Set exercise: Examine the entries and show every line in which the word "stood" is found.

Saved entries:
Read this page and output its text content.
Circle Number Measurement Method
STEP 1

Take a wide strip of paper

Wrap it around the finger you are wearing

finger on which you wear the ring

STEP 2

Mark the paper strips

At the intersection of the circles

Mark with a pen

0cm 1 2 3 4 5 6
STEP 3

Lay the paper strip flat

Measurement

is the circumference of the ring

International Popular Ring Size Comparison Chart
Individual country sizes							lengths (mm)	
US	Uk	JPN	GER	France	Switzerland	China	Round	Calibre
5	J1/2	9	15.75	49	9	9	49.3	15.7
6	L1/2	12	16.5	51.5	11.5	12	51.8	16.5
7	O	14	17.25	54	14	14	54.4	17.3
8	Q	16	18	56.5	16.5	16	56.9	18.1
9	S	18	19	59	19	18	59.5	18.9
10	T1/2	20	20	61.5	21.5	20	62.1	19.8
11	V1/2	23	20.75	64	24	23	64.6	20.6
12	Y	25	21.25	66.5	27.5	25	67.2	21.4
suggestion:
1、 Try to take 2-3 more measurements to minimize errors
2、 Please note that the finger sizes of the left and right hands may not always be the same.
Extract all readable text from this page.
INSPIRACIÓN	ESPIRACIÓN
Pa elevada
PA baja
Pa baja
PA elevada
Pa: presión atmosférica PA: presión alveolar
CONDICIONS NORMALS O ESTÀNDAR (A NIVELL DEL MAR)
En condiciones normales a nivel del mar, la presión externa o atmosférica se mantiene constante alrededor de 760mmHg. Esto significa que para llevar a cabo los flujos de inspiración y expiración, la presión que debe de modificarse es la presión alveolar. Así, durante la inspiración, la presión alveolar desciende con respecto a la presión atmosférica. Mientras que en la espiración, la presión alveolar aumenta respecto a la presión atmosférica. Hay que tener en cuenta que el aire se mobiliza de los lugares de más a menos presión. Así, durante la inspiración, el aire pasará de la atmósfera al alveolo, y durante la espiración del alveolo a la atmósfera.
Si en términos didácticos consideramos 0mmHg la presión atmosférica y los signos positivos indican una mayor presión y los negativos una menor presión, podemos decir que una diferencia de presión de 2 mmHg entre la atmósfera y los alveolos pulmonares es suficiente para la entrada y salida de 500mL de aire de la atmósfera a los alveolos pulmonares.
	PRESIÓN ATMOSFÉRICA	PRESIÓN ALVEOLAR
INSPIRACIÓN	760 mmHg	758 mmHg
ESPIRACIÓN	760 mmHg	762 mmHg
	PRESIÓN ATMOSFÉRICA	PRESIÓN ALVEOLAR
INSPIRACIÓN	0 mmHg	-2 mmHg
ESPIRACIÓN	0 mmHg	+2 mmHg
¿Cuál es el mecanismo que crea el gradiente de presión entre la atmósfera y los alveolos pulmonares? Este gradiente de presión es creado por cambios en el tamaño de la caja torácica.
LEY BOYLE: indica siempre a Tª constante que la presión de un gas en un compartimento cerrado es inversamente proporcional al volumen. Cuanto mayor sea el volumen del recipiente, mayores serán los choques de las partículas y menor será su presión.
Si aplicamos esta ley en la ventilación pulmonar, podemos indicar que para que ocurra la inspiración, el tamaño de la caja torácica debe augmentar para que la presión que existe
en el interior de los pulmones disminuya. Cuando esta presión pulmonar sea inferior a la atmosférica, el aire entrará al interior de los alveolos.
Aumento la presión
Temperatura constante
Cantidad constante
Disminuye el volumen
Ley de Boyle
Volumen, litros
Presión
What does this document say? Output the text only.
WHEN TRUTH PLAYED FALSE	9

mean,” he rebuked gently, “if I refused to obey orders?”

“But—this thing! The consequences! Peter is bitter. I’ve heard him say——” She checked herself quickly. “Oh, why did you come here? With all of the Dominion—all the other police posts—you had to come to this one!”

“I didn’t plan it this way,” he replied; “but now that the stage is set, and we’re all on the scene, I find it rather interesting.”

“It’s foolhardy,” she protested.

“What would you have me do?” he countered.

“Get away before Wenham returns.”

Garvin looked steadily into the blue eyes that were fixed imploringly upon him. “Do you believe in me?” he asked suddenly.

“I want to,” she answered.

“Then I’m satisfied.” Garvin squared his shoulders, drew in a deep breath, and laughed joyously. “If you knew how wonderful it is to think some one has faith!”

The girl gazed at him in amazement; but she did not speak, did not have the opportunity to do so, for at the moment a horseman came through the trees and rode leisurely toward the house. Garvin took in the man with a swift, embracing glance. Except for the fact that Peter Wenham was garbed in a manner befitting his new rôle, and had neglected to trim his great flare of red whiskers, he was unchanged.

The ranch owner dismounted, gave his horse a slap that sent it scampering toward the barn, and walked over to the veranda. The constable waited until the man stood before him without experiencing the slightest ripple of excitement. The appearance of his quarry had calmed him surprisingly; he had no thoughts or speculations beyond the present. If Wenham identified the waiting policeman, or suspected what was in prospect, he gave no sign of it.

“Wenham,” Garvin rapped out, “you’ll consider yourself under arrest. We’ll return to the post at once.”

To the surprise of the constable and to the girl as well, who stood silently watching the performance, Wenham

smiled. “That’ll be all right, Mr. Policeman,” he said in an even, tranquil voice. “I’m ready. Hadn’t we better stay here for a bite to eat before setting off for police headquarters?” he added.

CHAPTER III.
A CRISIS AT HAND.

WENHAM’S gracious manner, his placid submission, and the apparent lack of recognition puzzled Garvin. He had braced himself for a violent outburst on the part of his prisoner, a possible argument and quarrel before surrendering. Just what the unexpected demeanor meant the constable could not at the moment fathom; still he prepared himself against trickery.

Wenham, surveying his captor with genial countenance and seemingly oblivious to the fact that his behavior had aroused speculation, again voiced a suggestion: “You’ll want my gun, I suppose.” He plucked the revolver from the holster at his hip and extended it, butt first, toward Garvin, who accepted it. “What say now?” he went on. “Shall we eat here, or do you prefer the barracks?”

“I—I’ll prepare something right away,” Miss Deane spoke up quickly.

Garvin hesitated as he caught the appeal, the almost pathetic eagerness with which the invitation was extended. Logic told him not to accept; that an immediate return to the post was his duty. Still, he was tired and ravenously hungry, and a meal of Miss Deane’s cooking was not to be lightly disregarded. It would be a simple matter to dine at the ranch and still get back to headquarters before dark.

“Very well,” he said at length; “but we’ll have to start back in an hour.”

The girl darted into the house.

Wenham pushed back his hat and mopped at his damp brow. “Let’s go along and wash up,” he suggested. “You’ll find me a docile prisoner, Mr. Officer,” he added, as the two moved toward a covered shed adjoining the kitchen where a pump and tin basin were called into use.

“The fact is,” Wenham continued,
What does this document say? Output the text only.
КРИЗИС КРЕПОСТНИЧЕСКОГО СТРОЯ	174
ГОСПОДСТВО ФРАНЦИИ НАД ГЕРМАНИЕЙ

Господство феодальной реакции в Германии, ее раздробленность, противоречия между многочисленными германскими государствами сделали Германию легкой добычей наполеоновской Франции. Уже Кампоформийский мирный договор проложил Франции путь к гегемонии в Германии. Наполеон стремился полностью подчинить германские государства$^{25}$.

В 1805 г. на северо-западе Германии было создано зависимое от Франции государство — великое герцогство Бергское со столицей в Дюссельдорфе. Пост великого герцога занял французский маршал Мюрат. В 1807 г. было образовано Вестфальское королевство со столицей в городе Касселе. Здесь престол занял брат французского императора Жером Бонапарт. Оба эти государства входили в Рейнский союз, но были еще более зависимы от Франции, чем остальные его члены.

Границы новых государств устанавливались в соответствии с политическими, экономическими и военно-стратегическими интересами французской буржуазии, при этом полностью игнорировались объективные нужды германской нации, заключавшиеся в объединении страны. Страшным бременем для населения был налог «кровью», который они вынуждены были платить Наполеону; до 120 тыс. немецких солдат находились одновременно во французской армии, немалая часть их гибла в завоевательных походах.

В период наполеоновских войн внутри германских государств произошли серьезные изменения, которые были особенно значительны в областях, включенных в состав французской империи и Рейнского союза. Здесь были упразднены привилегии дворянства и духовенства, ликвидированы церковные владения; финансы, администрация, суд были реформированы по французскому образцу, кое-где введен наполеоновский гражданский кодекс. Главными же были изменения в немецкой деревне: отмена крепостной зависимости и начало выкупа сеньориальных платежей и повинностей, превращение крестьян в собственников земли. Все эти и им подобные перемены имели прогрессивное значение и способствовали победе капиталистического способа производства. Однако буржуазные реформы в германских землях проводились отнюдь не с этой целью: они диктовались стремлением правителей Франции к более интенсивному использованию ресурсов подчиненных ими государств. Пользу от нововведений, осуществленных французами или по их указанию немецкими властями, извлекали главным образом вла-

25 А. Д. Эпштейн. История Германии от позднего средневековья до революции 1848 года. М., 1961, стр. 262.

Task result:
The ranch owner dismounted, gave his horse a slap that sent it scampering toward the barn, and walked over to the veranda. The constable waited until the man stood before him without experiencing the slightest ripple of excitement. The appearance of his quarry had calmed him surprisingly; he had no thoughts or speculations beyond the present. If Wenham identified the waiting policeman, or suspected what was in prospect, he gave no sign of it.
To the surprise of the constable and to the girl as well, who stood silently watching the performance, Wenham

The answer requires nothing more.